Given information:
-- BEGIN --

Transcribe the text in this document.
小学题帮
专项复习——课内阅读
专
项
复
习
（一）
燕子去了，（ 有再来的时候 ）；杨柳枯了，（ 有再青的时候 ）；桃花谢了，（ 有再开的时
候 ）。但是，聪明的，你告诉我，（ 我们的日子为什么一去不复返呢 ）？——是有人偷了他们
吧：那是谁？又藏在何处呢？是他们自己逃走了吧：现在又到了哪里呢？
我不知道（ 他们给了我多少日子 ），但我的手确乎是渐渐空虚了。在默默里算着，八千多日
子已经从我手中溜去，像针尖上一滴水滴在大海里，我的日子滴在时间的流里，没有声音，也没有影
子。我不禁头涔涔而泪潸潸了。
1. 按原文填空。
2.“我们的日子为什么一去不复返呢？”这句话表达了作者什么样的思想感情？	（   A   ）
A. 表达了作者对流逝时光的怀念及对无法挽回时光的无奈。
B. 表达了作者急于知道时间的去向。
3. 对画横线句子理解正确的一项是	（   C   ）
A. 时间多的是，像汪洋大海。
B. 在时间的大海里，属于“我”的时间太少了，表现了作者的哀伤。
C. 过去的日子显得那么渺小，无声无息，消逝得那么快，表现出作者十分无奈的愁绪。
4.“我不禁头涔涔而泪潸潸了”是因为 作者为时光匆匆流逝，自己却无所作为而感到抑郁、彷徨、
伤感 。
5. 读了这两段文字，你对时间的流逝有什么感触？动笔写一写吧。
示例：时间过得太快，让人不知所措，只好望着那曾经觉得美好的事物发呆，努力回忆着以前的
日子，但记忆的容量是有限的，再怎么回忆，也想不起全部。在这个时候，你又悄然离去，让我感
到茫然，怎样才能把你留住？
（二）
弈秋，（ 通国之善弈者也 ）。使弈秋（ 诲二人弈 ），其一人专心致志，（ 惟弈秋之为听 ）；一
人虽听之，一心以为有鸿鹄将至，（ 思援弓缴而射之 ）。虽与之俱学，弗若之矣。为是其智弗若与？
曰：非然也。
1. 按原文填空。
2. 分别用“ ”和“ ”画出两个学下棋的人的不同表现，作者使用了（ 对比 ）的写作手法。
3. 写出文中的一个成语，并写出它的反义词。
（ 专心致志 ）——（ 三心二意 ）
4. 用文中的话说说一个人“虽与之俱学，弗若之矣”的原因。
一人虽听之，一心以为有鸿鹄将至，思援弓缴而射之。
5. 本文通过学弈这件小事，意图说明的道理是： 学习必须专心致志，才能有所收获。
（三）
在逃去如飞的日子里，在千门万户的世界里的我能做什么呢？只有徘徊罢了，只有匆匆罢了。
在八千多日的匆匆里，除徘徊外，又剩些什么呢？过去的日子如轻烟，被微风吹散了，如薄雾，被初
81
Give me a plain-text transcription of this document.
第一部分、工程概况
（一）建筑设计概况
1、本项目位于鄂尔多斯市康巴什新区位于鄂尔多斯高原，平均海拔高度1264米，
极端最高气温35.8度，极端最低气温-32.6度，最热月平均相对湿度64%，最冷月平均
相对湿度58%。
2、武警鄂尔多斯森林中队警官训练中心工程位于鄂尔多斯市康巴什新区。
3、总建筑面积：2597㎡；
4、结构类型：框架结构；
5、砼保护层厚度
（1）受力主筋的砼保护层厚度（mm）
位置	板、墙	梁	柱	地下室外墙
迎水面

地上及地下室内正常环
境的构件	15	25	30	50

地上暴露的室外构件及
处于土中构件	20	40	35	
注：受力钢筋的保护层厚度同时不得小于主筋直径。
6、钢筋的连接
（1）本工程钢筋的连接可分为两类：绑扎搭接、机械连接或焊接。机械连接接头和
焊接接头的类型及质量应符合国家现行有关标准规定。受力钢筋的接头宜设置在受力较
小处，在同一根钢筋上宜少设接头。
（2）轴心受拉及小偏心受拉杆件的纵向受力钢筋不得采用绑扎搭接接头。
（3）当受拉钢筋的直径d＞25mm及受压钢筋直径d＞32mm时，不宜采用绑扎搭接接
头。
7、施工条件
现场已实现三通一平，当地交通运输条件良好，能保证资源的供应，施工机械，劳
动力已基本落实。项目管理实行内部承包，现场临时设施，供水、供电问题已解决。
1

-- END --

Set problem:
Note each line of the entries that has "思援弓缴而射之" in it, and copy those lines.

Task output:
人虽听之，一心以为有鸿鹄将至，（ 思援弓缴而射之 ）。虽与之俱学，弗若之矣。为是其智弗若与？
一人虽听之，一心以为有鸿鹄将至，思援弓缴而射之。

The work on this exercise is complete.